## DIRECTION
Without the pictures, return each record as it appears.

## PROVIDED RECORDS
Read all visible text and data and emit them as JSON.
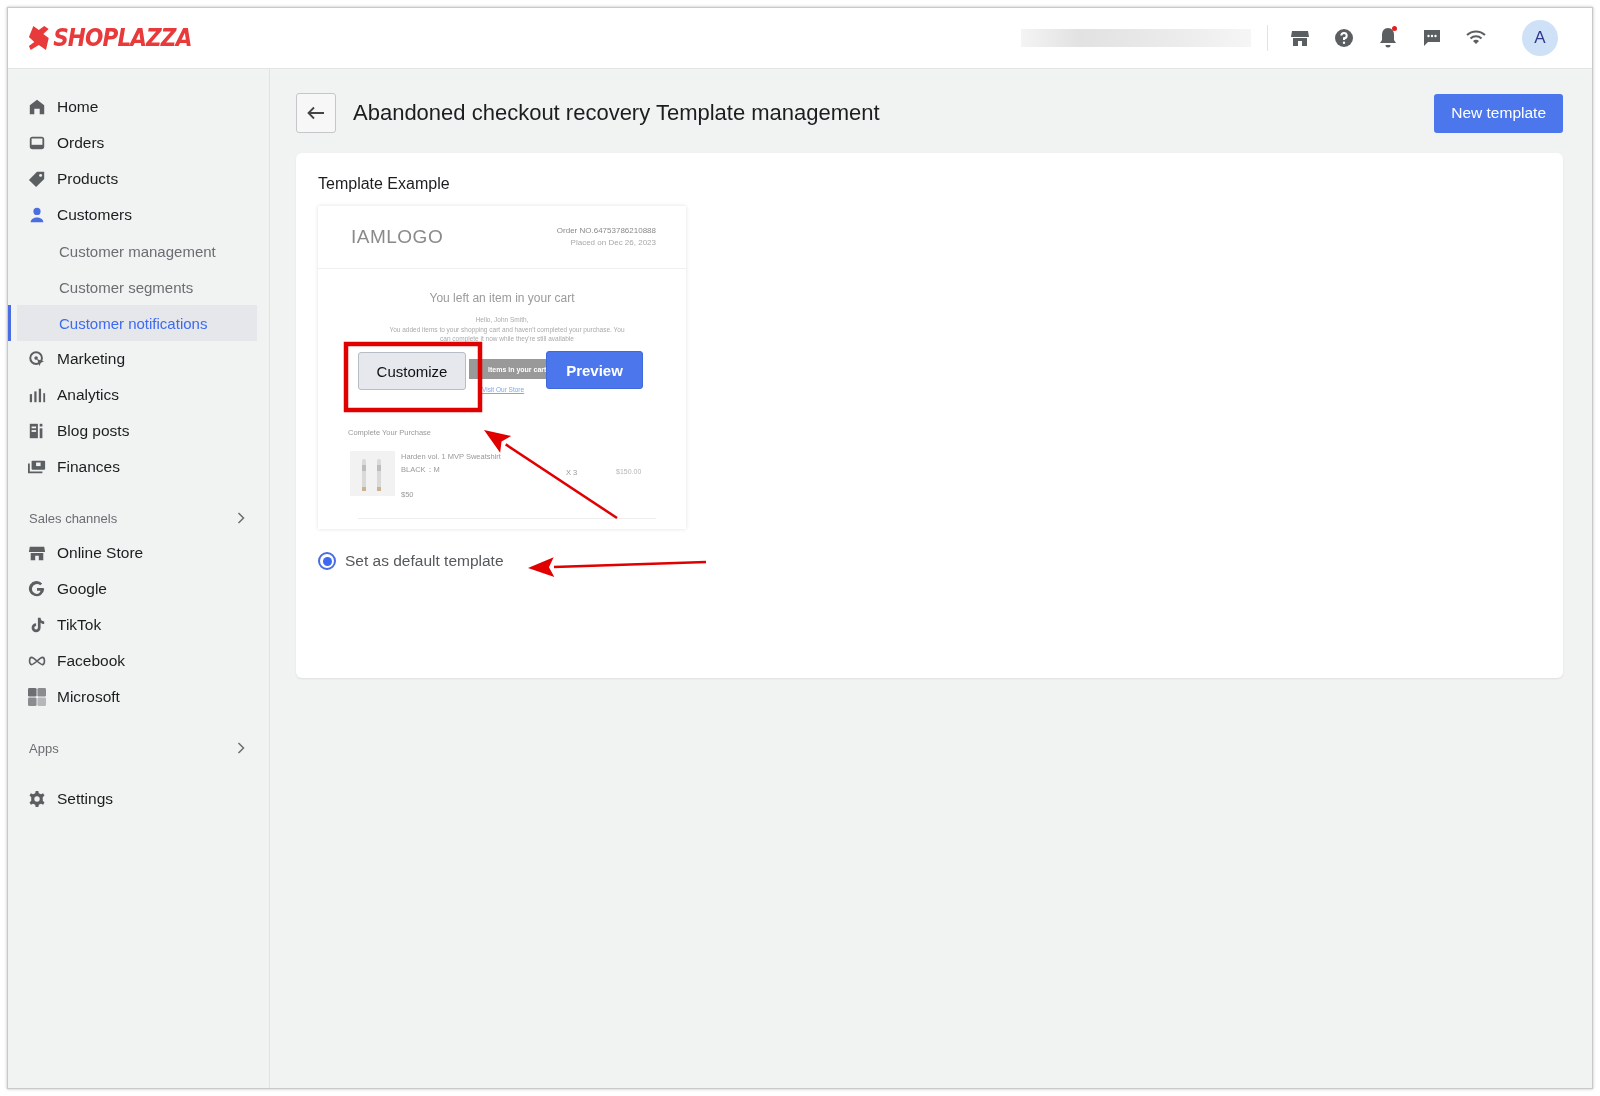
{
  "header": {
    "logo": "SHOPLAZZA",
    "avatar": "A",
    "notification_unread": true
  },
  "sidebar": {
    "sections": [
      {
        "items": [
          {
            "label": "Home",
            "kind": "home",
            "selected": false
          },
          {
            "label": "Orders",
            "kind": "orders",
            "selected": false
          },
          {
            "label": "Products",
            "kind": "products",
            "selected": false
          },
          {
            "label": "Customers",
            "kind": "customers",
            "selected": false,
            "children": [
              {
                "label": "Customer management",
                "selected": false
              },
              {
                "label": "Customer segments",
                "selected": false
              },
              {
                "label": "Customer notifications",
                "selected": true
              }
            ]
          },
          {
            "label": "Marketing",
            "kind": "marketing",
            "selected": false
          },
          {
            "label": "Analytics",
            "kind": "analytics",
            "selected": false
          },
          {
            "label": "Blog posts",
            "kind": "blog",
            "selected": false
          },
          {
            "label": "Finances",
            "kind": "finances",
            "selected": false
          }
        ]
      },
      {
        "title": "Sales channels",
        "items": [
          {
            "label": "Online Store",
            "kind": "store",
            "selected": false
          },
          {
            "label": "Google",
            "kind": "google",
            "selected": false
          },
          {
            "label": "TikTok",
            "kind": "tiktok",
            "selected": false
          },
          {
            "label": "Facebook",
            "kind": "facebook",
            "selected": false
          },
          {
            "label": "Microsoft",
            "kind": "microsoft",
            "selected": false
          }
        ]
      },
      {
        "title": "Apps"
      },
      {
        "items": [
          {
            "label": "Settings",
            "kind": "settings",
            "selected": false
          }
        ]
      }
    ]
  },
  "page": {
    "title": "Abandoned checkout recovery Template management",
    "new_button": "New template",
    "card": {
      "heading": "Template Example",
      "template_preview": {
        "logo": "IAMLOGO",
        "order_no": "Order NO.64753786210888",
        "placed": "Placed on Dec 26, 2023",
        "headline": "You left an item in your cart",
        "greeting": "Hello, John Smith,",
        "message": "You added items to your shopping cart and haven't completed your purchase. You can complete it now while they're still available",
        "cart_button": "Items in your cart",
        "link": "Visit Our Store",
        "section_title": "Complete Your Purchase",
        "product": {
          "name": "Harden vol. 1 MVP Sweatshirt",
          "variant": "BLACK：M",
          "price": "$50",
          "quantity": "X 3",
          "total": "$150.00"
        }
      },
      "overlay_buttons": [
        {
          "label": "Customize",
          "kind": "secondary"
        },
        {
          "label": "Preview",
          "kind": "primary"
        }
      ],
      "default_option": {
        "label": "Set as default template",
        "selected": true
      }
    }
  },
  "annotations": [
    {
      "kind": "frame"
    },
    {
      "kind": "arrow"
    },
    {
      "kind": "arrow"
    }
  ]
}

## EXERCISE OUTPUT
Read all visible text and data and emit them as JSON.
{
  "header": {
    "logo": "SHOPLAZZA",
    "avatar": "A",
    "notification_unread": true
  },
  "sidebar": {
    "sections": [
      {
        "items": [
          {
            "label": "Home",
            "kind": "home",
            "selected": false
          },
          {
            "label": "Orders",
            "kind": "orders",
            "selected": false
          },
          {
            "label": "Products",
            "kind": "products",
            "selected": false
          },
          {
            "label": "Customers",
            "kind": "customers",
            "selected": false,
            "children": [
              {
                "label": "Customer management",
                "selected": false
              },
              {
                "label": "Customer segments",
                "selected": false
              },
              {
                "label": "Customer notifications",
                "selected": true
              }
            ]
          },
          {
            "label": "Marketing",
            "kind": "marketing",
            "selected": false
          },
          {
            "label": "Analytics",
            "kind": "analytics",
            "selected": false
          },
          {
            "label": "Blog posts",
            "kind": "blog",
            "selected": false
          },
          {
            "label": "Finances",
            "kind": "finances",
            "selected": false
          }
        ]
      },
      {
        "title": "Sales channels",
        "items": [
          {
            "label": "Online Store",
            "kind": "store",
            "selected": false
          },
          {
            "label": "Google",
            "kind": "google",
            "selected": false
          },
          {
            "label": "TikTok",
            "kind": "tiktok",
            "selected": false
          },
          {
            "label": "Facebook",
            "kind": "facebook",
            "selected": false
          },
          {
            "label": "Microsoft",
            "kind": "microsoft",
            "selected": false
          }
        ]
      },
      {
        "title": "Apps"
      },
      {
        "items": [
          {
            "label": "Settings",
            "kind": "settings",
            "selected": false
          }
        ]
      }
    ]
  },
  "page": {
    "title": "Abandoned checkout recovery Template management",
    "new_button": "New template",
    "card": {
      "heading": "Template Example",
      "template_preview": {
        "logo": "IAMLOGO",
        "order_no": "Order NO.64753786210888",
        "placed": "Placed on Dec 26, 2023",
        "headline": "You left an item in your cart",
        "greeting": "Hello, John Smith,",
        "message": "You added items to your shopping cart and haven't completed your purchase. You can complete it now while they're still available",
        "cart_button": "Items in your cart",
        "link": "Visit Our Store",
        "section_title": "Complete Your Purchase",
        "product": {
          "name": "Harden vol. 1 MVP Sweatshirt",
          "variant": "BLACK：M",
          "price": "$50",
          "quantity": "X 3",
          "total": "$150.00"
        }
      },
      "overlay_buttons": [
        {
          "label": "Customize",
          "kind": "secondary"
        },
        {
          "label": "Preview",
          "kind": "primary"
        }
      ],
      "default_option": {
        "label": "Set as default template",
        "selected": true
      }
    }
  },
  "annotations": [
    {
      "kind": "frame"
    },
    {
      "kind": "arrow"
    },
    {
      "kind": "arrow"
    }
  ]
}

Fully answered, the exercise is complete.